Most of us lack the time, talent, and temperament to become experts.

Yet we owe it to ourselves to do some due diligence: to understand how our investment strategy has performed across different market environments. Not to become gurus, but to become informed.

In this article, I’ll break down the simplest path I can think of to build that understanding.

Let’s dive in.

Investment 101: The Foundations

Start here: Meb Faber’s Global Asset Allocation is the best single resource on this topic. You can download the e-book free, or listen to the audio version if you prefer.

This resource teaches three critical takeaways:

1. There’s no magical asset allocation.

Buy-and-hold portfolios ultimately produce similar long-term results regardless of how you structure them. Faber proves this by studying 13 different asset allocations.

 

The implication? Chasing the “perfect” allocation is likely a waste of energy.

2. Real assets matter during inflationary environments.

Gold, commodities, and real estate aren’t fancy add-ons.

 

They’re essential for consistent, positive returns when inflation runs.

 

Here’s the uncomfortable truth: We’re in 2025, and inflation is here. Do you have any real assets in your buy-and-hold portfolio?

If you’re holding only US stocks and bonds, you might want to know how that mix performs when prices are rising.

3. Trend following (aka Tactical Asset Allocation (TAA)) and value investing are the key areas that outperform buy-and-hold.

Specifically, TAA delivers more consistent outcomes—not just higher returns, but smoother rides.

 

 

The bottom line: I hope this resource shifts your perspective on diversification. Owning something beyond US equities and US bonds isn’t exotic. It’s prudent.

 

For more on this, check out my article on consistency vs. luck in retirement investing.
================
GIVEN TASK: In the article on asset allocation, how many different asset allocations does Faber study? The lines that come after this article have nothing to do with it.

DATASET:
================
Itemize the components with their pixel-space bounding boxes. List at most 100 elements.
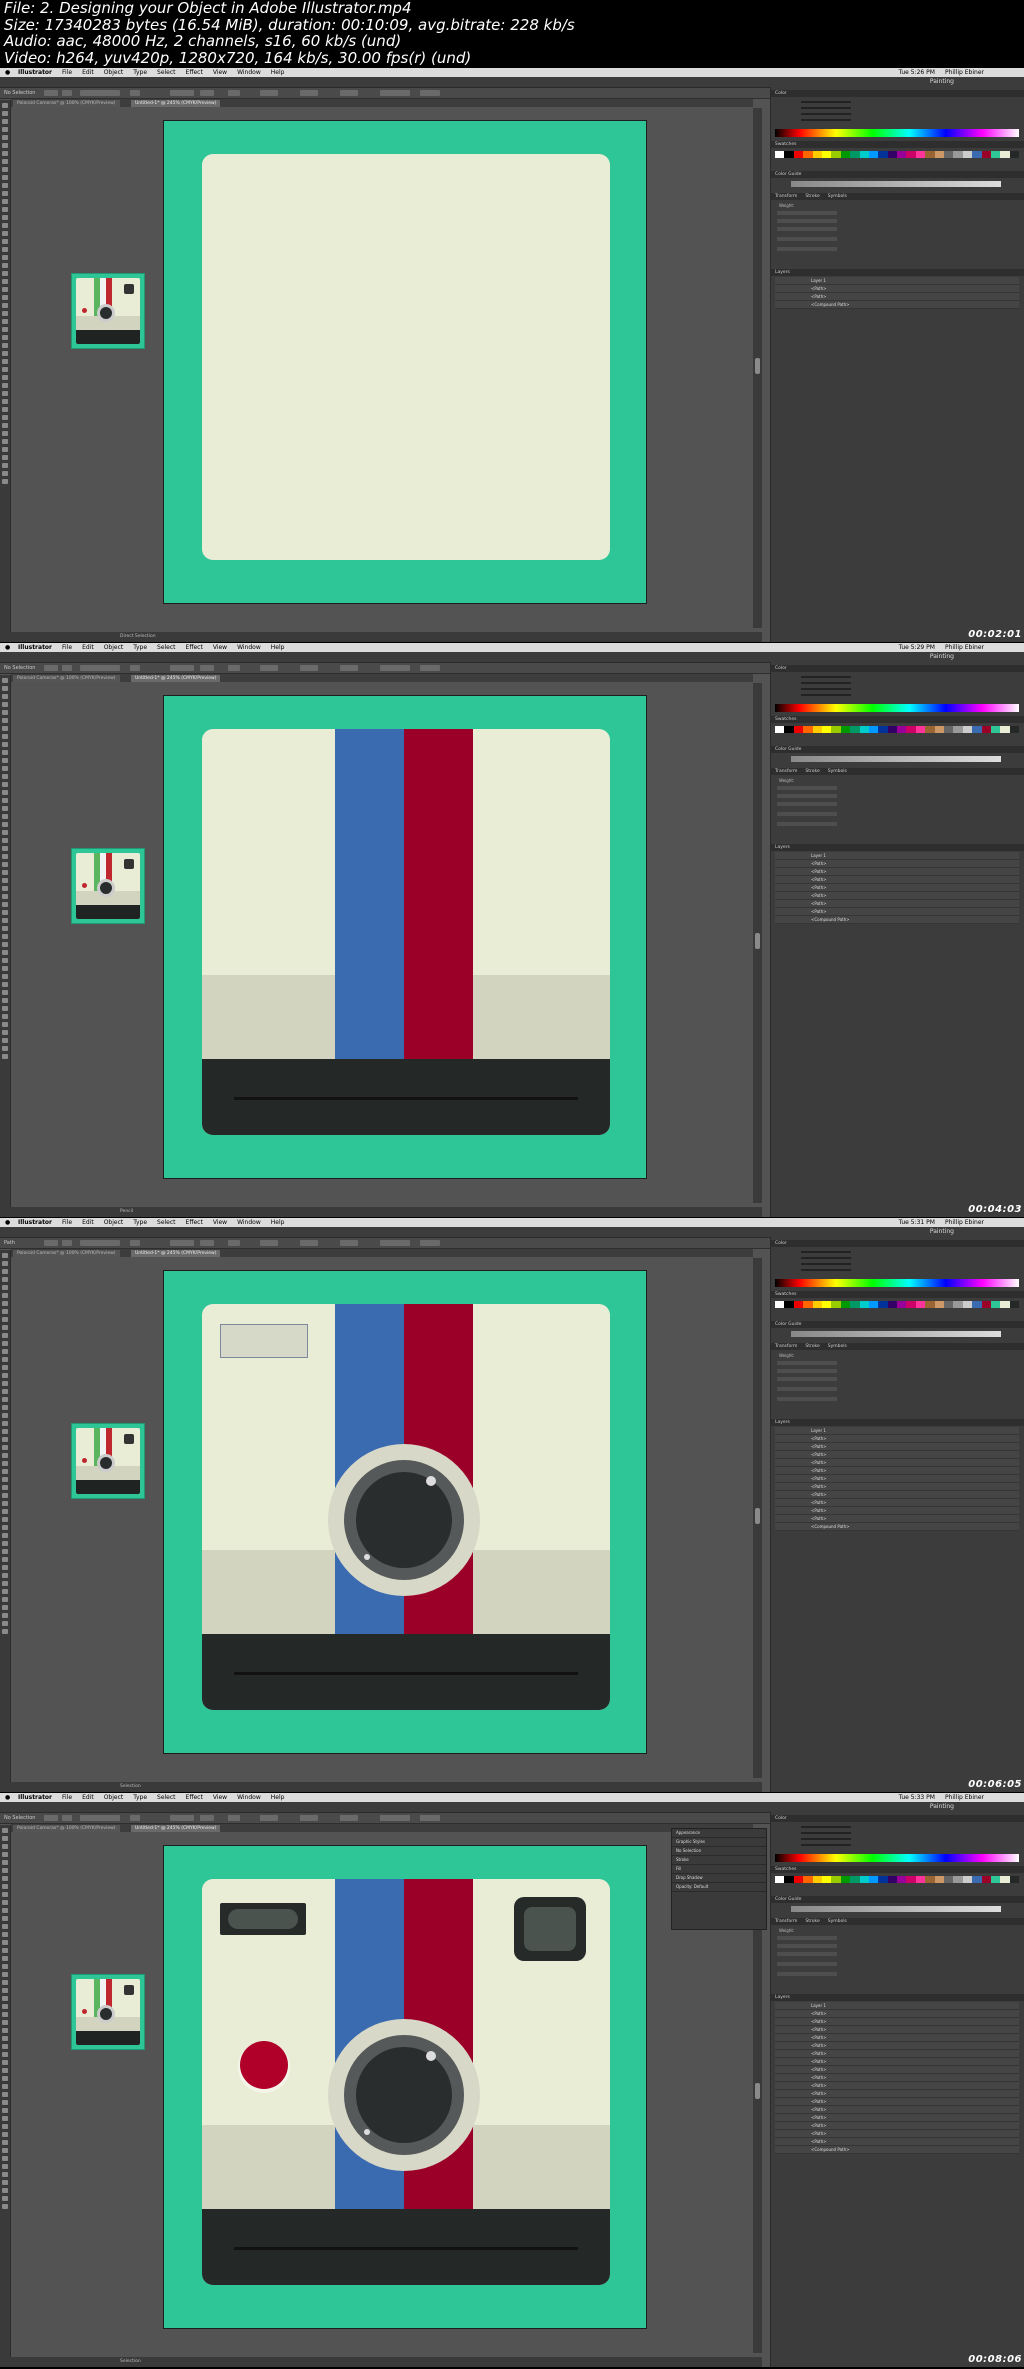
color-panel-header[interactable]: Color bbox=[771, 90, 1024, 97]
tool-icon[interactable] bbox=[2, 439, 8, 444]
workspace-switcher[interactable]: Painting bbox=[930, 1227, 954, 1237]
tool-icon[interactable] bbox=[2, 1054, 8, 1059]
layer-row[interactable]: <Path> bbox=[775, 876, 1019, 884]
tool-icon[interactable] bbox=[2, 391, 8, 396]
tool-icon[interactable] bbox=[2, 814, 8, 819]
stroke-panel-header[interactable]: Transform Stroke Symbols bbox=[771, 1918, 1024, 1925]
color-guide-header[interactable]: Color Guide bbox=[771, 746, 1024, 753]
swatch[interactable] bbox=[793, 726, 804, 733]
shutter-button[interactable] bbox=[240, 2041, 288, 2089]
menu-select[interactable]: Select bbox=[157, 68, 176, 77]
control-field[interactable] bbox=[62, 1240, 72, 1246]
swatch[interactable] bbox=[906, 726, 916, 733]
color-spectrum[interactable] bbox=[775, 704, 1019, 712]
control-field[interactable] bbox=[80, 90, 120, 96]
swatch[interactable] bbox=[934, 1301, 945, 1308]
tool-icon[interactable] bbox=[2, 1852, 8, 1857]
layer-row[interactable]: <Path> bbox=[775, 1435, 1019, 1443]
layer-row[interactable]: Layer 1 bbox=[775, 277, 1019, 285]
tool-icon[interactable] bbox=[2, 431, 8, 436]
stroke-option[interactable] bbox=[777, 1387, 837, 1391]
appearance-item[interactable]: Appearance bbox=[672, 1829, 766, 1838]
color-guide-header[interactable]: Color Guide bbox=[771, 1321, 1024, 1328]
app-menu[interactable]: Illustrator bbox=[18, 1793, 52, 1802]
menu-file[interactable]: File bbox=[62, 1218, 72, 1227]
swatch[interactable] bbox=[812, 151, 822, 158]
stroke-panel-header[interactable]: Transform Stroke Symbols bbox=[771, 193, 1024, 200]
tool-icon[interactable] bbox=[2, 1828, 8, 1833]
tool-icon[interactable] bbox=[2, 902, 8, 907]
menu-help[interactable]: Help bbox=[271, 1218, 285, 1227]
color-guide-strip[interactable] bbox=[791, 1331, 1001, 1337]
tab-untitled[interactable]: Untitled-1* @ 245% (CMYK/Preview) bbox=[131, 100, 221, 107]
menu-select[interactable]: Select bbox=[157, 1218, 176, 1227]
layer-row[interactable]: <Path> bbox=[775, 2106, 1019, 2114]
apple-menu-icon[interactable]: ● bbox=[5, 643, 10, 652]
camera-body[interactable] bbox=[202, 729, 610, 1135]
tool-icon[interactable] bbox=[2, 103, 8, 108]
swatch[interactable] bbox=[1009, 1876, 1020, 1883]
stroke-tab[interactable]: Transform bbox=[775, 769, 797, 774]
stroke-tab[interactable]: Stroke bbox=[805, 1919, 819, 1924]
film-slot[interactable] bbox=[234, 1672, 578, 1675]
swatch[interactable] bbox=[868, 726, 879, 733]
tool-icon[interactable] bbox=[2, 2156, 8, 2161]
blue-stripe[interactable] bbox=[335, 729, 404, 1059]
swatch[interactable] bbox=[821, 1301, 832, 1308]
control-field[interactable] bbox=[300, 665, 318, 671]
swatch[interactable] bbox=[962, 726, 973, 733]
tool-icon[interactable] bbox=[2, 1485, 8, 1490]
scroll-thumb[interactable] bbox=[755, 358, 760, 374]
control-field[interactable] bbox=[170, 1240, 194, 1246]
tool-icon[interactable] bbox=[2, 1956, 8, 1961]
tool-icon[interactable] bbox=[2, 1940, 8, 1945]
swatch[interactable] bbox=[868, 1876, 879, 1883]
swatch[interactable] bbox=[897, 1876, 907, 1883]
swatch[interactable] bbox=[859, 726, 869, 733]
tool-icon[interactable] bbox=[2, 686, 8, 691]
menu-select[interactable]: Select bbox=[157, 643, 176, 652]
tool-icon[interactable] bbox=[2, 2188, 8, 2193]
control-field[interactable] bbox=[130, 90, 140, 96]
tool-icon[interactable] bbox=[2, 854, 8, 859]
swatch[interactable] bbox=[990, 726, 1001, 733]
tool-icon[interactable] bbox=[2, 1541, 8, 1546]
control-field[interactable] bbox=[420, 1240, 440, 1246]
tab-polaroid-cameras[interactable]: Polaroid Cameras* @ 100% (CMYK/Preview) bbox=[13, 675, 120, 682]
tool-icon[interactable] bbox=[2, 878, 8, 883]
stroke-tab[interactable]: Symbols bbox=[828, 194, 847, 199]
tool-icon[interactable] bbox=[2, 2060, 8, 2065]
tool-icon[interactable] bbox=[2, 1509, 8, 1514]
tool-icon[interactable] bbox=[2, 455, 8, 460]
color-guide-strip[interactable] bbox=[791, 756, 1001, 762]
swatch[interactable] bbox=[803, 151, 813, 158]
tool-icon[interactable] bbox=[2, 1916, 8, 1921]
tool-icon[interactable] bbox=[2, 926, 8, 931]
tool-icon[interactable] bbox=[2, 1397, 8, 1402]
tool-icon[interactable] bbox=[2, 974, 8, 979]
layer-row[interactable]: <Path> bbox=[775, 2074, 1019, 2082]
tool-icon[interactable] bbox=[2, 319, 8, 324]
workspace-switcher[interactable]: Painting bbox=[930, 652, 954, 662]
swatch[interactable] bbox=[850, 1301, 860, 1308]
control-field[interactable] bbox=[260, 1240, 278, 1246]
layer-row[interactable]: <Path> bbox=[775, 2114, 1019, 2122]
tool-icon[interactable] bbox=[2, 175, 8, 180]
tool-icon[interactable] bbox=[2, 958, 8, 963]
tool-icon[interactable] bbox=[2, 1613, 8, 1618]
control-field[interactable] bbox=[200, 90, 214, 96]
menu-file[interactable]: File bbox=[62, 1793, 72, 1802]
vertical-scrollbar[interactable] bbox=[753, 683, 762, 1203]
tool-icon[interactable] bbox=[2, 1605, 8, 1610]
control-field[interactable] bbox=[380, 665, 410, 671]
film-slot[interactable] bbox=[234, 1097, 578, 1100]
canvas-area[interactable] bbox=[11, 1833, 753, 2353]
swatch[interactable] bbox=[775, 151, 785, 158]
tool-icon[interactable] bbox=[2, 678, 8, 683]
lens-inner-glass[interactable] bbox=[356, 2047, 452, 2143]
camera-preview-thumbnail[interactable] bbox=[71, 1423, 145, 1499]
swatch[interactable] bbox=[831, 1301, 841, 1308]
app-menu[interactable]: Illustrator bbox=[18, 643, 52, 652]
appearance-item[interactable]: Drop Shadow bbox=[672, 1874, 766, 1883]
tool-icon[interactable] bbox=[2, 1525, 8, 1530]
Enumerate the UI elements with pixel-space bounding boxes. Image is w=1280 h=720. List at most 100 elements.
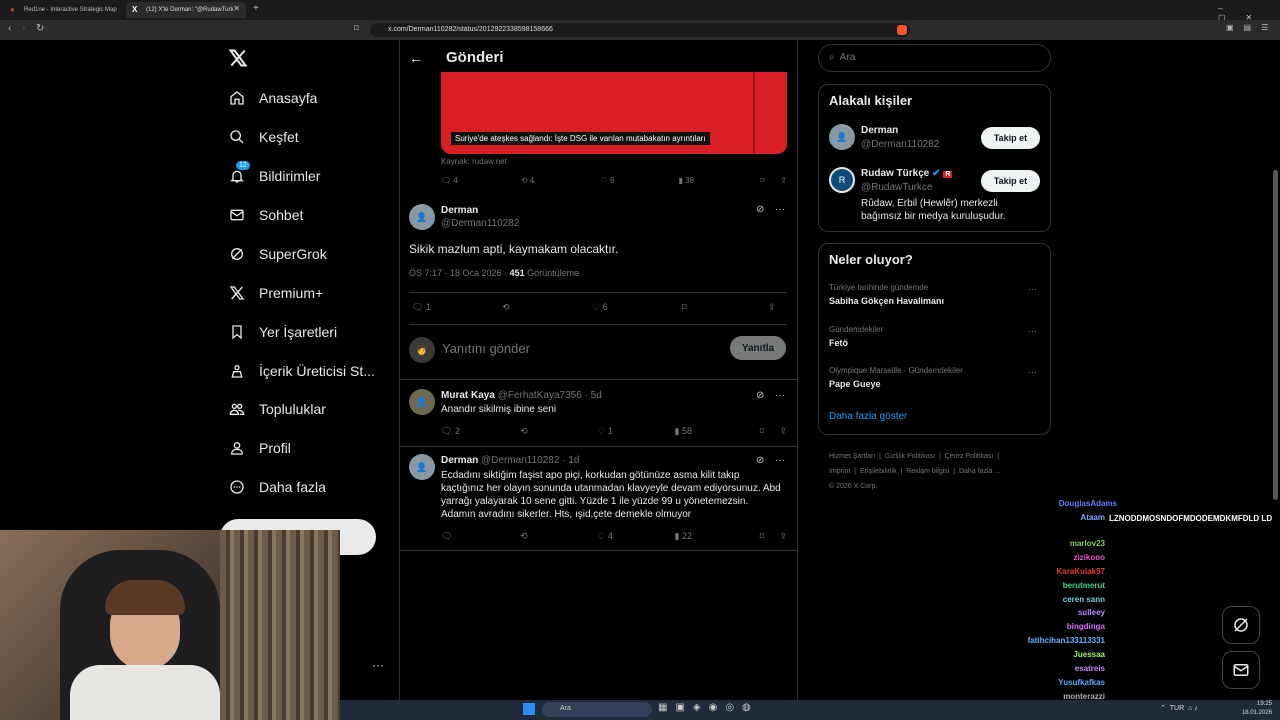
bookmark-page-icon[interactable]: ⌑ <box>354 23 359 34</box>
url-field[interactable]: x.com/Derman110282/status/20129223385981… <box>370 23 910 37</box>
sidebar-item-more[interactable]: Daha fazla <box>228 473 326 501</box>
post-time[interactable]: · 5d <box>585 390 602 401</box>
grok-icon[interactable]: ⊘ <box>756 204 764 215</box>
footer-link[interactable]: Daha fazla ... <box>959 468 1000 475</box>
brave-shield-icon[interactable] <box>897 25 907 35</box>
taskbar-search[interactable]: Ara <box>542 702 652 717</box>
bookmark-icon[interactable]: ⌑ <box>760 176 780 185</box>
person-handle[interactable]: @Derman110282 <box>861 139 939 150</box>
share-icon[interactable]: ⇪ <box>779 531 787 542</box>
like-button[interactable]: ♡ 6 <box>601 176 679 185</box>
trend-name[interactable]: Pape Gueye <box>829 379 881 389</box>
footer-link[interactable]: Reklam bilgisi <box>906 468 949 475</box>
reply-submit-button[interactable]: Yanıtla <box>730 336 786 360</box>
views-stat[interactable]: ▮ 38 <box>679 176 761 185</box>
avatar[interactable]: 👤 <box>409 204 435 230</box>
taskbar-apps[interactable]: ▦▣◈◉◎◍ <box>658 702 759 713</box>
account-menu-icon[interactable]: ··· <box>372 658 384 672</box>
more-options-icon[interactable]: ··· <box>775 390 785 401</box>
windows-start-icon[interactable] <box>523 703 535 715</box>
new-tab-button[interactable]: + <box>253 3 259 14</box>
avatar[interactable]: 👤 <box>829 124 855 150</box>
x-logo-icon[interactable] <box>228 48 248 68</box>
author-handle[interactable]: @FerhatKaya7356 <box>498 390 582 401</box>
more-options-icon[interactable]: ··· <box>775 455 785 466</box>
sidebar-item-notifications[interactable]: 12 Bildirimler <box>228 161 320 190</box>
follow-button[interactable]: Takip et <box>981 127 1040 149</box>
views-stat[interactable]: ▮ 22 <box>675 531 760 542</box>
author-name[interactable]: Derman <box>441 205 478 216</box>
link-card-image[interactable]: Suriye'de ateşkes sağlandı: İşte DSG ile… <box>441 72 787 154</box>
share-icon[interactable]: ⇪ <box>768 302 776 313</box>
show-more-link[interactable]: Daha fazla göster <box>829 411 907 422</box>
post-timestamp[interactable]: ÖS 7:17 · 18 Oca 2026 · <box>409 268 510 278</box>
search-input[interactable]: ⌕ Ara <box>818 44 1051 72</box>
like-button[interactable]: ♡ 4 <box>597 531 674 542</box>
trend-name[interactable]: Fetö <box>829 338 848 348</box>
footer-link[interactable]: Erişilebilirlik <box>860 468 897 475</box>
avatar[interactable]: R <box>829 167 855 193</box>
forward-icon[interactable]: › <box>22 23 25 34</box>
sidebar-item-profile[interactable]: Profil <box>228 434 291 462</box>
tray-icons[interactable]: ⌃ TUR ⌂ ♪ <box>1160 704 1198 712</box>
share-icon[interactable]: ⇪ <box>780 176 787 185</box>
reply-button[interactable]: 🗨 4 <box>441 176 521 185</box>
link-source[interactable]: Kaynak: rudaw.net <box>441 157 507 166</box>
browser-tab-active[interactable]: X (12) X'te Derman: "@RudawTurk ✕ <box>126 2 246 18</box>
sidebar-item-bookmarks[interactable]: Yer İşaretleri <box>228 318 337 346</box>
bookmark-icon[interactable]: ⌑ <box>760 531 780 542</box>
person-name[interactable]: Derman <box>861 125 898 136</box>
browser-tab[interactable]: ● Red1ne - Interactive Strategic Map <box>4 2 124 18</box>
messages-float-button[interactable] <box>1222 651 1260 689</box>
views-stat[interactable]: ▮ 58 <box>675 426 760 437</box>
person-name[interactable]: Rudaw Türkçe ✔ R <box>861 168 953 179</box>
follow-button[interactable]: Takip et <box>981 170 1040 192</box>
taskbar-clock[interactable]: 19:25 18.01.2026 <box>1240 700 1272 718</box>
reply-button[interactable]: 🗨 <box>441 531 520 542</box>
more-options-icon[interactable]: ··· <box>775 204 785 215</box>
scrollbar[interactable] <box>1273 170 1278 500</box>
back-arrow-icon[interactable]: ← <box>409 50 423 66</box>
repost-button[interactable]: ⟲ <box>502 302 592 313</box>
trend-name[interactable]: Sabiha Gökçen Havalimanı <box>829 296 944 306</box>
footer-link[interactable]: Çerez Politikası <box>945 453 994 460</box>
sidebar-item-creator-studio[interactable]: İçerik Üreticisi St... <box>228 357 375 385</box>
grok-icon[interactable]: ⊘ <box>756 390 764 401</box>
footer-link[interactable]: Imprint <box>829 468 850 475</box>
more-options-icon[interactable]: ··· <box>1028 367 1037 377</box>
author-name[interactable]: Murat Kaya <box>441 390 495 401</box>
reply-input[interactable]: Yanıtını gönder <box>442 341 530 356</box>
repost-button[interactable]: ⟲ <box>520 426 597 437</box>
author-name[interactable]: Derman <box>441 455 478 466</box>
more-options-icon[interactable]: ··· <box>1028 284 1037 294</box>
like-button[interactable]: ♡ 1 <box>597 426 674 437</box>
share-icon[interactable]: ⇪ <box>779 426 787 437</box>
bookmark-icon[interactable]: ⌑ <box>682 302 768 313</box>
sidebar-item-home[interactable]: Anasayfa <box>228 84 317 112</box>
reply-button[interactable]: 🗨 1 <box>412 302 502 313</box>
bookmark-icon[interactable]: ⌑ <box>760 426 780 437</box>
browser-toolbar-icons[interactable]: ▣▤☰ <box>1226 23 1278 32</box>
avatar[interactable]: 👤 <box>409 389 435 415</box>
person-handle[interactable]: @RudawTurkce <box>861 182 932 193</box>
repost-button[interactable]: ⟲ <box>520 531 597 542</box>
author-handle[interactable]: @Derman110282 <box>481 455 559 466</box>
footer-link[interactable]: Gizlilik Politikası <box>885 453 935 460</box>
sidebar-item-communities[interactable]: Topluluklar <box>228 395 326 423</box>
grok-float-button[interactable] <box>1222 606 1260 644</box>
sidebar-item-supergrok[interactable]: SuperGrok <box>228 240 327 268</box>
repost-button[interactable]: ⟲ 4 <box>521 176 601 185</box>
grok-icon[interactable]: ⊘ <box>756 455 764 466</box>
avatar[interactable]: 👤 <box>409 454 435 480</box>
post-time[interactable]: · 1d <box>562 455 579 466</box>
close-icon[interactable]: ✕ <box>233 4 240 13</box>
footer-link[interactable]: Hizmet Şartları <box>829 453 875 460</box>
like-button[interactable]: ♡ 6 <box>592 302 682 313</box>
back-icon[interactable]: ‹ <box>8 23 11 34</box>
sidebar-item-premium[interactable]: Premium+ <box>228 279 323 307</box>
more-options-icon[interactable]: ··· <box>1028 326 1037 336</box>
author-handle[interactable]: @Derman110282 <box>441 218 519 229</box>
sidebar-item-explore[interactable]: Keşfet <box>228 123 299 151</box>
reply-button[interactable]: 🗨 2 <box>441 426 520 437</box>
avatar[interactable]: 🧑 <box>409 337 435 363</box>
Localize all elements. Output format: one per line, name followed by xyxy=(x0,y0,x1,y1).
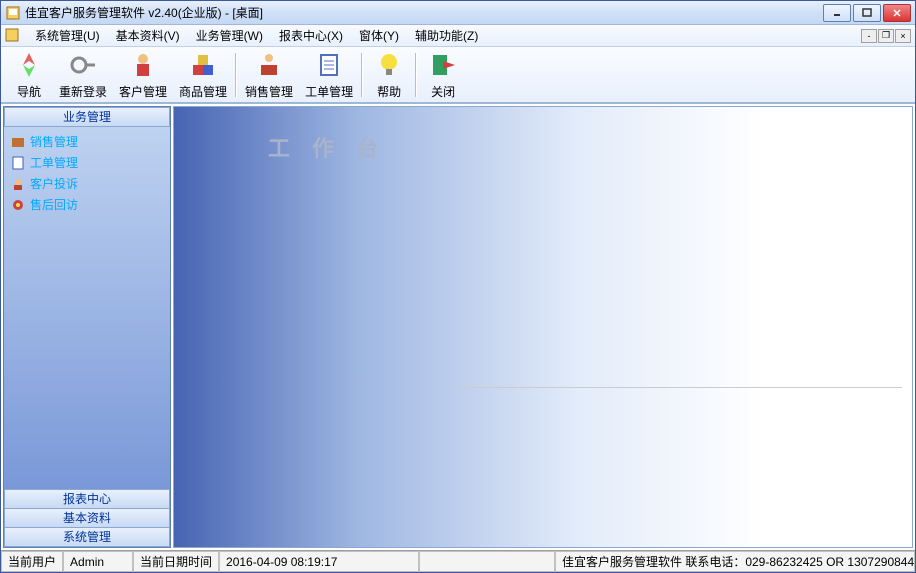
================
TASK RESULT: Thirteen.